━━━━━ Raw records
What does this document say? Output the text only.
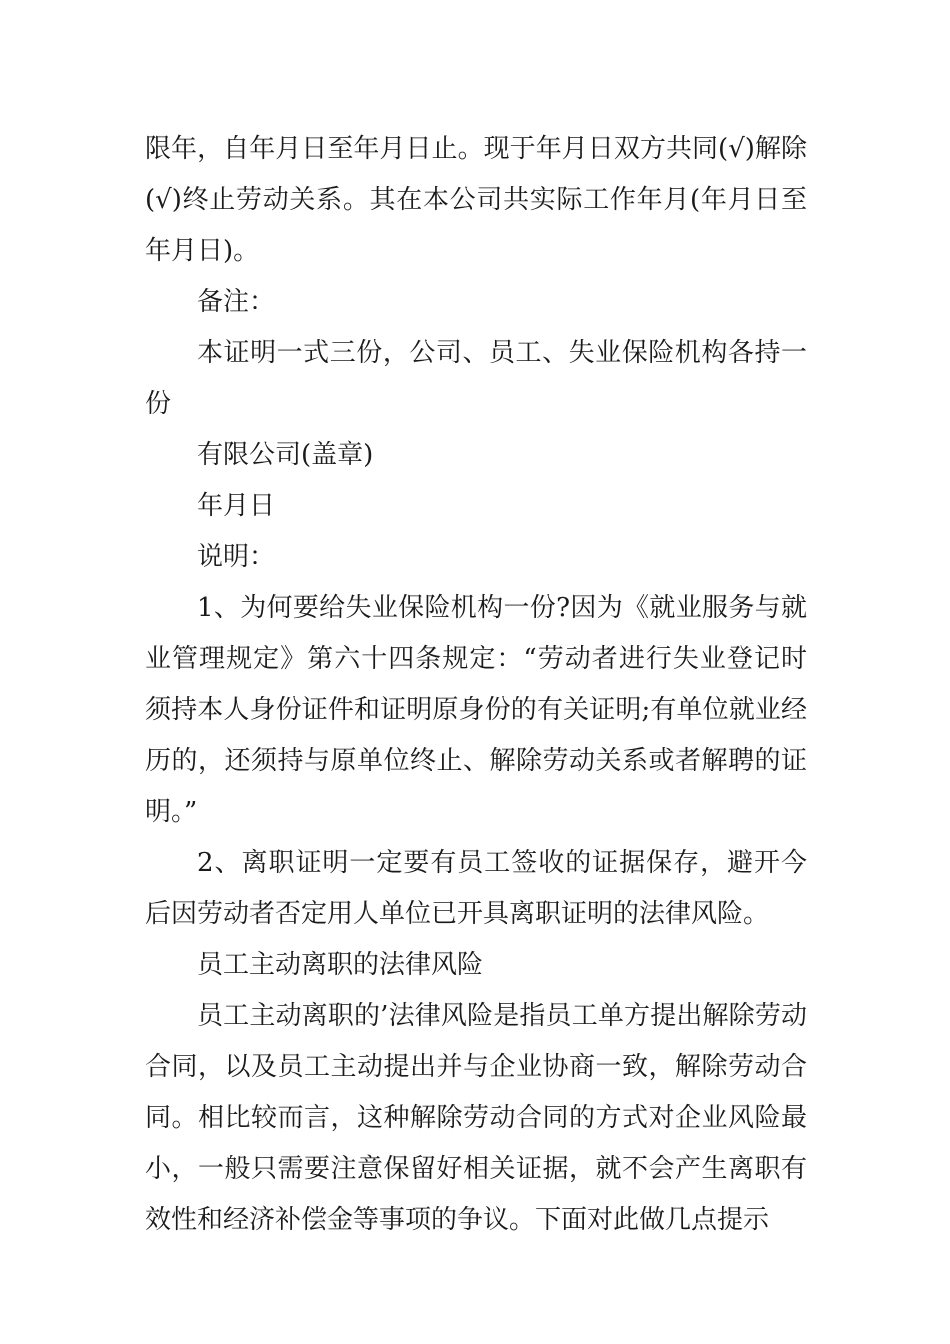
限年，自年月日至年月日止。现于年月日双方共同(√)解除(√)终止劳动关系。其在本公司共实际工作年月(年月日至年月日)。

备注：

本证明一式三份，公司、员工、失业保险机构各持一份

有限公司(盖章)

年月日

说明：

1、为何要给失业保险机构一份?因为《就业服务与就业管理规定》第六十四条规定：“劳动者进行失业登记时须持本人身份证件和证明原身份的有关证明;有单位就业经历的，还须持与原单位终止、解除劳动关系或者解聘的证明。”

2、离职证明一定要有员工签收的证据保存，避开今后因劳动者否定用人单位已开具离职证明的法律风险。

员工主动离职的法律风险

员工主动离职的’法律风险是指员工单方提出解除劳动合同，以及员工主动提出并与企业协商一致，解除劳动合同。相比较而言，这种解除劳动合同的方式对企业风险最小，一般只需要注意保留好相关证据，就不会产生离职有效性和经济补偿金等事项的争议。下面对此做几点提示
━━━━━━━━━━
> [Problem]:
Transcribe the records above exactly, leaving out every picture.

> [Exercise result]:
What does this document say? Output the text only.
限年，自年月日至年月日止。现于年月日双方共同(√)解除(√)终止劳动关系。其在本公司共实际工作年月(年月日至年月日)。

备注：

本证明一式三份，公司、员工、失业保险机构各持一份

有限公司(盖章)

年月日

说明：

1、为何要给失业保险机构一份?因为《就业服务与就业管理规定》第六十四条规定：“劳动者进行失业登记时须持本人身份证件和证明原身份的有关证明;有单位就业经历的，还须持与原单位终止、解除劳动关系或者解聘的证明。”

2、离职证明一定要有员工签收的证据保存，避开今后因劳动者否定用人单位已开具离职证明的法律风险。

员工主动离职的法律风险

员工主动离职的’法律风险是指员工单方提出解除劳动合同，以及员工主动提出并与企业协商一致，解除劳动合同。相比较而言，这种解除劳动合同的方式对企业风险最小，一般只需要注意保留好相关证据，就不会产生离职有效性和经济补偿金等事项的争议。下面对此做几点提示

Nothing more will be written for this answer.